» EXERCISE AIM: Render the lines of the data below as a numbered list, leaving out blank lines. Begin at the line that has "data-point [195, 270, 198, 273]" and stop after the line that has "data-point [413, 592, 416, 595]".

» THE RECORDS:
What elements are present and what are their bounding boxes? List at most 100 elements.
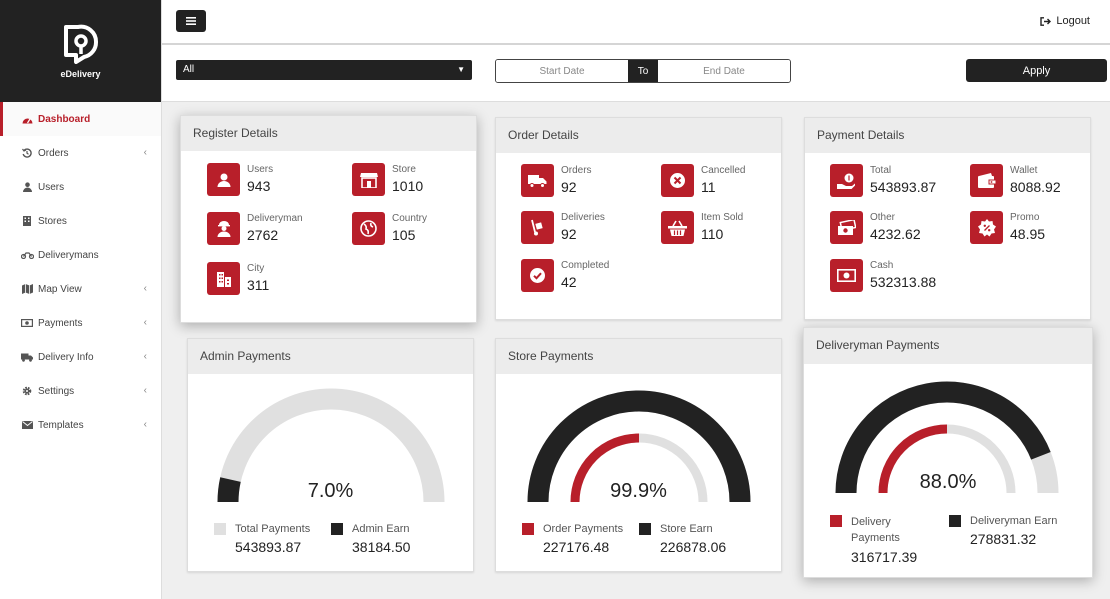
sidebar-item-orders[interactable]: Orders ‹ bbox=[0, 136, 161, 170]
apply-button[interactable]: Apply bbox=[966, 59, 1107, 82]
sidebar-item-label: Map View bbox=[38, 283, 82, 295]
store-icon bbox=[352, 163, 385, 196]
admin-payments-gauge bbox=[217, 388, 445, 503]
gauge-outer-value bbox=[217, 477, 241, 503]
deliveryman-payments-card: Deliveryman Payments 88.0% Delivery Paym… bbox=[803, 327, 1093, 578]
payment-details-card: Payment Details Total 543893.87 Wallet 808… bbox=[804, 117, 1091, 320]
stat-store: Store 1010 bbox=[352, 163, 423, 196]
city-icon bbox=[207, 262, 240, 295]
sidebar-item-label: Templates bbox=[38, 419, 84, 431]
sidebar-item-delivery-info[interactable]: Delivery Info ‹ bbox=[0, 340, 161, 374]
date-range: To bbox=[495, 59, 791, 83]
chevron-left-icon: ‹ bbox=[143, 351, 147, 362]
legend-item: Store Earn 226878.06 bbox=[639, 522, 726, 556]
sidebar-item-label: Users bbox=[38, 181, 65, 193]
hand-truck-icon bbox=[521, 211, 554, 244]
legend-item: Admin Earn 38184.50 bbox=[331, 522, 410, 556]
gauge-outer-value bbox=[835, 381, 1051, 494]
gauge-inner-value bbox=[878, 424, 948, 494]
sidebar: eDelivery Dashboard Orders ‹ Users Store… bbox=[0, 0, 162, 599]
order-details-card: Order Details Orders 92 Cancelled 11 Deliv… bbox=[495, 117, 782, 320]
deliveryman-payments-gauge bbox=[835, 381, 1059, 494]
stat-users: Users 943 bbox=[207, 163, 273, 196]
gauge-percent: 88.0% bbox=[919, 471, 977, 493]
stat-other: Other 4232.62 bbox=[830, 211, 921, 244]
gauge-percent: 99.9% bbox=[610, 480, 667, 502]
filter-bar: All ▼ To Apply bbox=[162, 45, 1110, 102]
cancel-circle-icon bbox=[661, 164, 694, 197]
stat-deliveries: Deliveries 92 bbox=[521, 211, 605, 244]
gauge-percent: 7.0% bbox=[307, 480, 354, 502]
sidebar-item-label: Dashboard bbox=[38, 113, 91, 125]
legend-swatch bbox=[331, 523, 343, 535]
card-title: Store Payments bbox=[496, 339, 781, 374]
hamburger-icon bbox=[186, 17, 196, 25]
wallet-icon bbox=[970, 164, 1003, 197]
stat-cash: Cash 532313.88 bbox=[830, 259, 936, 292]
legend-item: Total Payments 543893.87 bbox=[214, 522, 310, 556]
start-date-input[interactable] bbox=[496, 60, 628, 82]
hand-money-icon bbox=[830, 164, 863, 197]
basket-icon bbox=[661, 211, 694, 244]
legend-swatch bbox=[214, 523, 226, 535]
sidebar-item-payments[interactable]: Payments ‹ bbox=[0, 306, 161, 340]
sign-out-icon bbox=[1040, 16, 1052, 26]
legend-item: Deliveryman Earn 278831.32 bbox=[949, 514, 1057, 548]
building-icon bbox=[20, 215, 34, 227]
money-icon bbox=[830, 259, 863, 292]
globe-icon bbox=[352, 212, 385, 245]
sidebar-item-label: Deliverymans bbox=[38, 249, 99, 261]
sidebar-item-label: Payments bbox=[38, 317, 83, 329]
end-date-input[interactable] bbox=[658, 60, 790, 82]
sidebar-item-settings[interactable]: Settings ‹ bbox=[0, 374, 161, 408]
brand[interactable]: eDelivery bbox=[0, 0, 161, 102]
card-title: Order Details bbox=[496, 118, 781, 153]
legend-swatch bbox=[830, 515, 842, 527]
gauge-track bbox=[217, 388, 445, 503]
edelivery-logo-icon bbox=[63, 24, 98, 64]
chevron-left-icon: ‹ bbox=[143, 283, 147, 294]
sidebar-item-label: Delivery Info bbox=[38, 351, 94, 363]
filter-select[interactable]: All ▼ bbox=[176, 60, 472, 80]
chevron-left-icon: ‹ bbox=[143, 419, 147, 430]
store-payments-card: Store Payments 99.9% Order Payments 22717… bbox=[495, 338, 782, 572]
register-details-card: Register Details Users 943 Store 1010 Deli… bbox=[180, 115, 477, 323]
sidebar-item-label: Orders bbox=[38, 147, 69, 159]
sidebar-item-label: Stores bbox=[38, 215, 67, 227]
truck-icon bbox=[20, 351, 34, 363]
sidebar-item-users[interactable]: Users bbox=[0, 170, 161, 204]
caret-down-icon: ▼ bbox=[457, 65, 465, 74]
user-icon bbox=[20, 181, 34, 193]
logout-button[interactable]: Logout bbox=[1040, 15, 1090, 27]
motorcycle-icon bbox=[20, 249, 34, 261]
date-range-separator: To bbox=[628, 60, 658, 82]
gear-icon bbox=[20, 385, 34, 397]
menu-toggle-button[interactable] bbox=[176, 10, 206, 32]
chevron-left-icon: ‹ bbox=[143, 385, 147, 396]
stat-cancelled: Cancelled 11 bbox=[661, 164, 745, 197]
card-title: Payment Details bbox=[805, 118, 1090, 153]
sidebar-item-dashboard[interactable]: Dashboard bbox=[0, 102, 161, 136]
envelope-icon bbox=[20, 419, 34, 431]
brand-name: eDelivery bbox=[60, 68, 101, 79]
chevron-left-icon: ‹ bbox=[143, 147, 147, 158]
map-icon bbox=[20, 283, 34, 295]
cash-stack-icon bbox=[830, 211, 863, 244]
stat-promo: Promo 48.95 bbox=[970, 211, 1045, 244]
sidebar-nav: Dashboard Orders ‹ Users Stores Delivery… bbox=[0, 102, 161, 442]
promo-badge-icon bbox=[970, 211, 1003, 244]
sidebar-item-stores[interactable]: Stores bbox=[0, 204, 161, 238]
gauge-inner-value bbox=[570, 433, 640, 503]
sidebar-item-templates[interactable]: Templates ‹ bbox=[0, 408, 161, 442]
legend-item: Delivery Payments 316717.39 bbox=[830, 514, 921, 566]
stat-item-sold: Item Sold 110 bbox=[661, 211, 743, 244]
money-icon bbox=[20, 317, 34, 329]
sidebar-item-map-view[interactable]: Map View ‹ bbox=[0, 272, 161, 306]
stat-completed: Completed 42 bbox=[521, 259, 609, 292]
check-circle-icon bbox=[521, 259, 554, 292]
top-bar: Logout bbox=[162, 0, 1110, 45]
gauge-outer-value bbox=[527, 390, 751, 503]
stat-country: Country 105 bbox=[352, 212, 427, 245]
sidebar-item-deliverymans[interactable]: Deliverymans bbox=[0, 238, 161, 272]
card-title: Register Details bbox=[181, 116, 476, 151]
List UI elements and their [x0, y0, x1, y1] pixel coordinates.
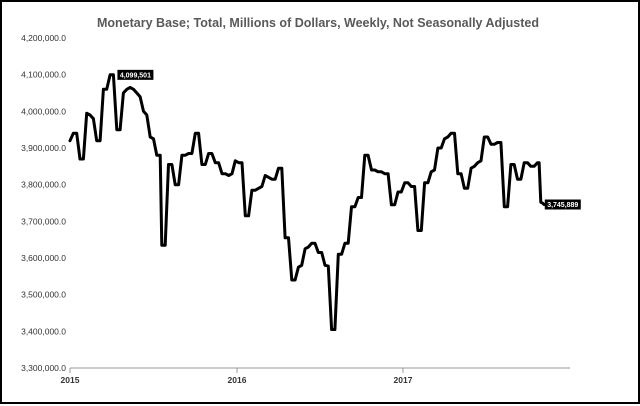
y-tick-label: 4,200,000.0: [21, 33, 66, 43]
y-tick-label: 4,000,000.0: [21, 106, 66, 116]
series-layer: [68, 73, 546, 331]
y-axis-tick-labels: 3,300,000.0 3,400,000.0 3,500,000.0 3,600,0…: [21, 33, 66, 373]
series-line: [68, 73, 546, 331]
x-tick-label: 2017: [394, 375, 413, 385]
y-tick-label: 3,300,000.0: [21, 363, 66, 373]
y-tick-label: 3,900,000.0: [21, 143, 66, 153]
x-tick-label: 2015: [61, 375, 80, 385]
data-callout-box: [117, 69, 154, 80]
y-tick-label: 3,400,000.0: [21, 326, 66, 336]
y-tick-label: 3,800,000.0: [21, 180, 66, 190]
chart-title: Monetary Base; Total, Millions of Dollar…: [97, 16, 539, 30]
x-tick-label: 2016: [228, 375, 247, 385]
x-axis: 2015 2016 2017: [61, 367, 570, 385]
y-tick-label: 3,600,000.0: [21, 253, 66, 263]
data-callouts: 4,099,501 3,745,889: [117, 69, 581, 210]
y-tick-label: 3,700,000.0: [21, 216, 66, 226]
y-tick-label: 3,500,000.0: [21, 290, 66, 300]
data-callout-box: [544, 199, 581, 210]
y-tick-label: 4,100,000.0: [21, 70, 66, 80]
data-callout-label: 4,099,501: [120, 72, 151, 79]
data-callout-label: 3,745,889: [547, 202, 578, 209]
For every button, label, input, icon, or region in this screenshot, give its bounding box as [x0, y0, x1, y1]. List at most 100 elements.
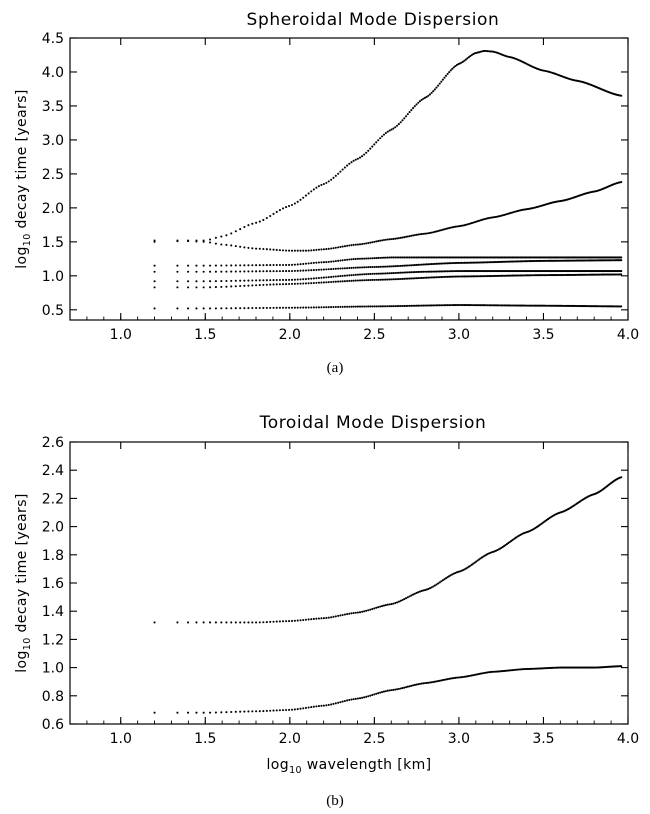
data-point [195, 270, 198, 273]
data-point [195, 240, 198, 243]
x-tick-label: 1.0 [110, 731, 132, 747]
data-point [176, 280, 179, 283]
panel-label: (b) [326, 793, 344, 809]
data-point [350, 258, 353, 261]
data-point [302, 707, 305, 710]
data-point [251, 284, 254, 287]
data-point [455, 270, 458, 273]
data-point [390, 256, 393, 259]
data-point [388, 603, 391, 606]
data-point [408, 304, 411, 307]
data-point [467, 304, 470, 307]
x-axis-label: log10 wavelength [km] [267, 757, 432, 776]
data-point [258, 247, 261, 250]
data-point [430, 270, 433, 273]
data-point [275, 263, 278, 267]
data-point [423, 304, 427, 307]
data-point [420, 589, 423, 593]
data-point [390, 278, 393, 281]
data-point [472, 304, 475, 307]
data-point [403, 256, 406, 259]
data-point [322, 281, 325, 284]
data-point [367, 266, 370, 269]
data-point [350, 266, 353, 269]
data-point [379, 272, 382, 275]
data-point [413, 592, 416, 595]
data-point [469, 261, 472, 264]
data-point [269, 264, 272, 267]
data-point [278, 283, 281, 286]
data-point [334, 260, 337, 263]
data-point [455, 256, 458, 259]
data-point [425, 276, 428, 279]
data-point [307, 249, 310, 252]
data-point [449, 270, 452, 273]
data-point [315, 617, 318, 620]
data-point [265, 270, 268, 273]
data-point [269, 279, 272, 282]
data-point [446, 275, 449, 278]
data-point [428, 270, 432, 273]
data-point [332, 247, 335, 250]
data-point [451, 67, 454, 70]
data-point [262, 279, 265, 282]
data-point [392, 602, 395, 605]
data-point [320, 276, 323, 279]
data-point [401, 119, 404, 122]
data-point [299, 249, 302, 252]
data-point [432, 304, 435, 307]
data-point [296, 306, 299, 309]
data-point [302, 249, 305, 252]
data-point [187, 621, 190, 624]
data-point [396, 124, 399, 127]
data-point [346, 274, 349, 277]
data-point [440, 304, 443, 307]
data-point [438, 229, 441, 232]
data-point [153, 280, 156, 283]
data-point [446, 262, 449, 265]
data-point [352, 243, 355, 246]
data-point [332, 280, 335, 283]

» REPLY TO THE EXERCISE:
1. data-point [195, 270, 198, 273]
2. data-point [195, 240, 198, 243]
3. x-tick-label: 1.0 [110, 731, 132, 747]
4. data-point [176, 280, 179, 283]
5. panel-label: (b) [326, 793, 344, 809]
6. data-point [350, 258, 353, 261]
7. data-point [302, 707, 305, 710]
8. data-point [251, 284, 254, 287]
9. data-point [455, 270, 458, 273]
10. data-point [390, 256, 393, 259]
11. data-point [388, 603, 391, 606]
12. data-point [408, 304, 411, 307]
13. data-point [467, 304, 470, 307]
14. x-axis-label: log10 wavelength [km] [267, 757, 432, 776]
15. data-point [258, 247, 261, 250]
16. data-point [430, 270, 433, 273]
17. data-point [275, 263, 278, 267]
18. data-point [423, 304, 427, 307]
19. data-point [420, 589, 423, 593]
20. data-point [390, 278, 393, 281]
21. data-point [472, 304, 475, 307]
22. data-point [403, 256, 406, 259]
23. data-point [322, 281, 325, 284]
24. data-point [367, 266, 370, 269]
25. data-point [350, 266, 353, 269]
26. data-point [379, 272, 382, 275]
27. data-point [413, 592, 416, 595]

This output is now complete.